◆ WHAT THE EXERCISE ASKS: Images do not belong in the copy. Retype all the entries below exactly.

◆ LISTED ENTRIES:

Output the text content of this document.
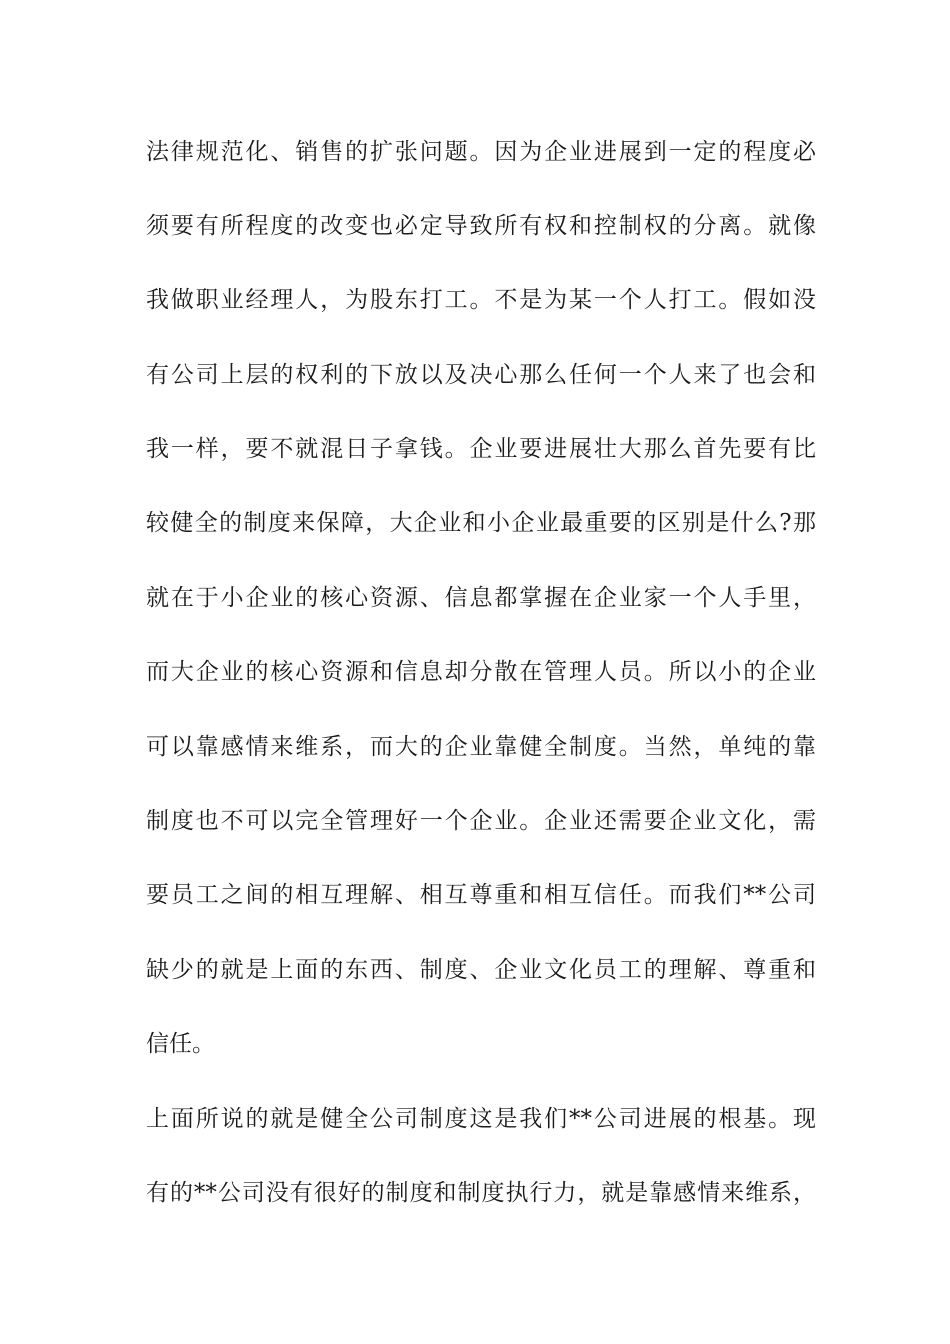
法律规范化、销售的扩张问题。因为企业进展到一定的程度必
须要有所程度的改变也必定导致所有权和控制权的分离。就像
我做职业经理人，为股东打工。不是为某一个人打工。假如没
有公司上层的权利的下放以及决心那么任何一个人来了也会和
我一样，要不就混日子拿钱。企业要进展壮大那么首先要有比
较健全的制度来保障，大企业和小企业最重要的区别是什么?那
就在于小企业的核心资源、信息都掌握在企业家一个人手里，
而大企业的核心资源和信息却分散在管理人员。所以小的企业
可以靠感情来维系，而大的企业靠健全制度。当然，单纯的靠
制度也不可以完全管理好一个企业。企业还需要企业文化，需
要员工之间的相互理解、相互尊重和相互信任。而我们**公司
缺少的就是上面的东西、制度、企业文化员工的理解、尊重和
信任。
上面所说的就是健全公司制度这是我们**公司进展的根基。现
有的**公司没有很好的制度和制度执行力，就是靠感情来维系，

◆ TASK RESULT:
Output the text content of this document.
法律规范化、销售的扩张问题。因为企业进展到一定的程度必
须要有所程度的改变也必定导致所有权和控制权的分离。就像
我做职业经理人，为股东打工。不是为某一个人打工。假如没
有公司上层的权利的下放以及决心那么任何一个人来了也会和
我一样，要不就混日子拿钱。企业要进展壮大那么首先要有比
较健全的制度来保障，大企业和小企业最重要的区别是什么?那
就在于小企业的核心资源、信息都掌握在企业家一个人手里，
而大企业的核心资源和信息却分散在管理人员。所以小的企业
可以靠感情来维系，而大的企业靠健全制度。当然，单纯的靠
制度也不可以完全管理好一个企业。企业还需要企业文化，需
要员工之间的相互理解、相互尊重和相互信任。而我们**公司
缺少的就是上面的东西、制度、企业文化员工的理解、尊重和
信任。
上面所说的就是健全公司制度这是我们**公司进展的根基。现
有的**公司没有很好的制度和制度执行力，就是靠感情来维系，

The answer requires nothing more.